== Segment start ==

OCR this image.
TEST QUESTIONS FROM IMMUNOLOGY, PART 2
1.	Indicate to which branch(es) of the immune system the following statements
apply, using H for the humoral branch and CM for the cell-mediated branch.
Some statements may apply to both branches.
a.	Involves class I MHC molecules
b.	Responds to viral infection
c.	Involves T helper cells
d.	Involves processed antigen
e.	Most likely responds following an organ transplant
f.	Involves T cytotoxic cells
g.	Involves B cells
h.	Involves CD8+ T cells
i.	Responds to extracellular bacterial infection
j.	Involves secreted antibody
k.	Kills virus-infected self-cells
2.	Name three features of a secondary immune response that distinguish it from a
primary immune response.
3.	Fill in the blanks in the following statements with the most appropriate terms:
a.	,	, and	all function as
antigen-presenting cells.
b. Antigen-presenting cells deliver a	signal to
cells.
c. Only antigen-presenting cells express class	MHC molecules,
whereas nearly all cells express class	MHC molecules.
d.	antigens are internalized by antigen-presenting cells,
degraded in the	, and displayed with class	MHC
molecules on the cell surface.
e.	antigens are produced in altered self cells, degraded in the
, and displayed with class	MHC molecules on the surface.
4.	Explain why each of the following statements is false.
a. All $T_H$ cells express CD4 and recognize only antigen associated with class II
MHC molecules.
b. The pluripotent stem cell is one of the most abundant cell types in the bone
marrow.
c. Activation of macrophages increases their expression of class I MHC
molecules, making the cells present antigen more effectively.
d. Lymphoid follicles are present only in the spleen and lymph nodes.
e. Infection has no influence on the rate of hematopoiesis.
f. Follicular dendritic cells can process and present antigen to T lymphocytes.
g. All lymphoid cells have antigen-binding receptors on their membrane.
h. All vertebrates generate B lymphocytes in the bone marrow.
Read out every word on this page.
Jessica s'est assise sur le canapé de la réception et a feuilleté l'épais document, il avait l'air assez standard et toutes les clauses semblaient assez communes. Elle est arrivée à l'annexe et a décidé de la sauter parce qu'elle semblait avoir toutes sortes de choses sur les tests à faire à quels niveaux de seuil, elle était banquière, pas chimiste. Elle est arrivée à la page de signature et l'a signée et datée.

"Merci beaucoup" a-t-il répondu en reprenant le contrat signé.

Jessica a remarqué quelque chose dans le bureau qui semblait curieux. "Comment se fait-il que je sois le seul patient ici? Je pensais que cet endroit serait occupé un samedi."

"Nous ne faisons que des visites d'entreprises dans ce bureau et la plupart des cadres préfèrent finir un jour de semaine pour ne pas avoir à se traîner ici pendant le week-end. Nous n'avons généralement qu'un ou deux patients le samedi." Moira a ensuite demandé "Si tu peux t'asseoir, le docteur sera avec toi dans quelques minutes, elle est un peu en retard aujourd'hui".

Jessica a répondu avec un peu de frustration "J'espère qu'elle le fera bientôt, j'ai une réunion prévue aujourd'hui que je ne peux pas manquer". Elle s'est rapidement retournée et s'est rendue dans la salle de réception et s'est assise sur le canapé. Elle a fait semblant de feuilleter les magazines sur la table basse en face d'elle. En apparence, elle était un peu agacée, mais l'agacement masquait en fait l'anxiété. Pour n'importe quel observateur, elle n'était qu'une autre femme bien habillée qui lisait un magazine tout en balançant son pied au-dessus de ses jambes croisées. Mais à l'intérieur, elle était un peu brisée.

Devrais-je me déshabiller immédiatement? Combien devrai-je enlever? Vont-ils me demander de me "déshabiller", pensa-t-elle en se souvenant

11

== Segment end ==

### [AIM OF THE EXERCISE]
Output the material above, all of it, exactly.

### [OUTPUT FOR THIS TASK]
OCR this image.
TEST QUESTIONS FROM IMMUNOLOGY, PART 2
1.	Indicate to which branch(es) of the immune system the following statements
apply, using H for the humoral branch and CM for the cell-mediated branch.
Some statements may apply to both branches.
a.	Involves class I MHC molecules
b.	Responds to viral infection
c.	Involves T helper cells
d.	Involves processed antigen
e.	Most likely responds following an organ transplant
f.	Involves T cytotoxic cells
g.	Involves B cells
h.	Involves CD8+ T cells
i.	Responds to extracellular bacterial infection
j.	Involves secreted antibody
k.	Kills virus-infected self-cells
2.	Name three features of a secondary immune response that distinguish it from a
primary immune response.
3.	Fill in the blanks in the following statements with the most appropriate terms:
a.	,	, and	all function as
antigen-presenting cells.
b. Antigen-presenting cells deliver a	signal to
cells.
c. Only antigen-presenting cells express class	MHC molecules,
whereas nearly all cells express class	MHC molecules.
d.	antigens are internalized by antigen-presenting cells,
degraded in the	, and displayed with class	MHC
molecules on the cell surface.
e.	antigens are produced in altered self cells, degraded in the
, and displayed with class	MHC molecules on the surface.
4.	Explain why each of the following statements is false.
a. All $T_H$ cells express CD4 and recognize only antigen associated with class II
MHC molecules.
b. The pluripotent stem cell is one of the most abundant cell types in the bone
marrow.
c. Activation of macrophages increases their expression of class I MHC
molecules, making the cells present antigen more effectively.
d. Lymphoid follicles are present only in the spleen and lymph nodes.
e. Infection has no influence on the rate of hematopoiesis.
f. Follicular dendritic cells can process and present antigen to T lymphocytes.
g. All lymphoid cells have antigen-binding receptors on their membrane.
h. All vertebrates generate B lymphocytes in the bone marrow.
Read out every word on this page.
Jessica s'est assise sur le canapé de la réception et a feuilleté l'épais document, il avait l'air assez standard et toutes les clauses semblaient assez communes. Elle est arrivée à l'annexe et a décidé de la sauter parce qu'elle semblait avoir toutes sortes de choses sur les tests à faire à quels niveaux de seuil, elle était banquière, pas chimiste. Elle est arrivée à la page de signature et l'a signée et datée.

"Merci beaucoup" a-t-il répondu en reprenant le contrat signé.

Jessica a remarqué quelque chose dans le bureau qui semblait curieux. "Comment se fait-il que je sois le seul patient ici? Je pensais que cet endroit serait occupé un samedi."

"Nous ne faisons que des visites d'entreprises dans ce bureau et la plupart des cadres préfèrent finir un jour de semaine pour ne pas avoir à se traîner ici pendant le week-end. Nous n'avons généralement qu'un ou deux patients le samedi." Moira a ensuite demandé "Si tu peux t'asseoir, le docteur sera avec toi dans quelques minutes, elle est un peu en retard aujourd'hui".

Jessica a répondu avec un peu de frustration "J'espère qu'elle le fera bientôt, j'ai une réunion prévue aujourd'hui que je ne peux pas manquer". Elle s'est rapidement retournée et s'est rendue dans la salle de réception et s'est assise sur le canapé. Elle a fait semblant de feuilleter les magazines sur la table basse en face d'elle. En apparence, elle était un peu agacée, mais l'agacement masquait en fait l'anxiété. Pour n'importe quel observateur, elle n'était qu'une autre femme bien habillée qui lisait un magazine tout en balançant son pied au-dessus de ses jambes croisées. Mais à l'intérieur, elle était un peu brisée.

Devrais-je me déshabiller immédiatement? Combien devrai-je enlever? Vont-ils me demander de me "déshabiller", pensa-t-elle en se souvenant

11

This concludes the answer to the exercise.